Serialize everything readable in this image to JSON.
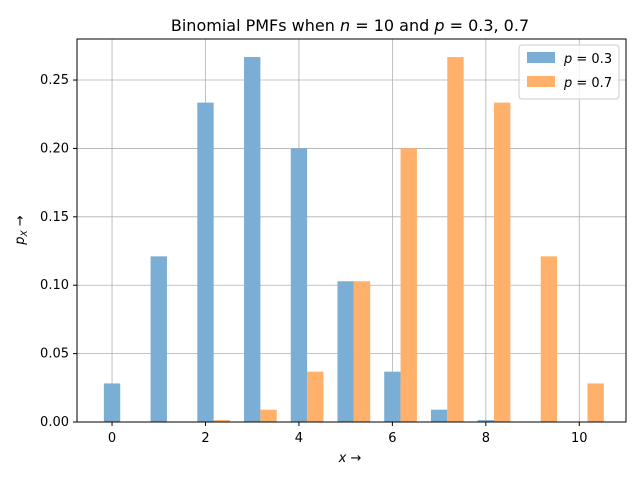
{
  "chart_data": {
    "type": "bar",
    "title": "Binomial PMFs when n = 10 and p = 0.3, 0.7",
    "xlabel": "x →",
    "ylabel": "p_X →",
    "x": [
      0,
      1,
      2,
      3,
      4,
      5,
      6,
      7,
      8,
      9,
      10
    ],
    "xlim": [
      -0.75,
      11.0
    ],
    "ylim": [
      0,
      0.28
    ],
    "xticks": [
      0,
      2,
      4,
      6,
      8,
      10
    ],
    "yticks": [
      0.0,
      0.05,
      0.1,
      0.15,
      0.2,
      0.25
    ],
    "ytick_labels": [
      "0.00",
      "0.05",
      "0.10",
      "0.15",
      "0.20",
      "0.25"
    ],
    "grid": true,
    "legend_position": "top-right",
    "series": [
      {
        "name": "p = 0.3",
        "color": "#7aaed4",
        "offset": 0,
        "values": [
          0.0282,
          0.1211,
          0.2335,
          0.2668,
          0.2001,
          0.1029,
          0.0368,
          0.009,
          0.0014,
          0.0001,
          0.0
        ]
      },
      {
        "name": "p = 0.7",
        "color": "#ffb06a",
        "offset": 0.35,
        "values": [
          0.0,
          0.0001,
          0.0014,
          0.009,
          0.0368,
          0.1029,
          0.2001,
          0.2668,
          0.2335,
          0.1211,
          0.0282
        ]
      }
    ],
    "bar_width": 0.35
  }
}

□ □ □ □

■ **Stated task**
Without the pictures, restate all the entries above exactly.

■ **Right answer**
Serialize everything readable in this image to JSON.
{
  "chart_data": {
    "type": "bar",
    "title": "Binomial PMFs when n = 10 and p = 0.3, 0.7",
    "xlabel": "x →",
    "ylabel": "p_X →",
    "x": [
      0,
      1,
      2,
      3,
      4,
      5,
      6,
      7,
      8,
      9,
      10
    ],
    "xlim": [
      -0.75,
      11.0
    ],
    "ylim": [
      0,
      0.28
    ],
    "xticks": [
      0,
      2,
      4,
      6,
      8,
      10
    ],
    "yticks": [
      0.0,
      0.05,
      0.1,
      0.15,
      0.2,
      0.25
    ],
    "ytick_labels": [
      "0.00",
      "0.05",
      "0.10",
      "0.15",
      "0.20",
      "0.25"
    ],
    "grid": true,
    "legend_position": "top-right",
    "series": [
      {
        "name": "p = 0.3",
        "color": "#7aaed4",
        "offset": 0,
        "values": [
          0.0282,
          0.1211,
          0.2335,
          0.2668,
          0.2001,
          0.1029,
          0.0368,
          0.009,
          0.0014,
          0.0001,
          0.0
        ]
      },
      {
        "name": "p = 0.7",
        "color": "#ffb06a",
        "offset": 0.35,
        "values": [
          0.0,
          0.0001,
          0.0014,
          0.009,
          0.0368,
          0.1029,
          0.2001,
          0.2668,
          0.2335,
          0.1211,
          0.0282
        ]
      }
    ],
    "bar_width": 0.35
  }
}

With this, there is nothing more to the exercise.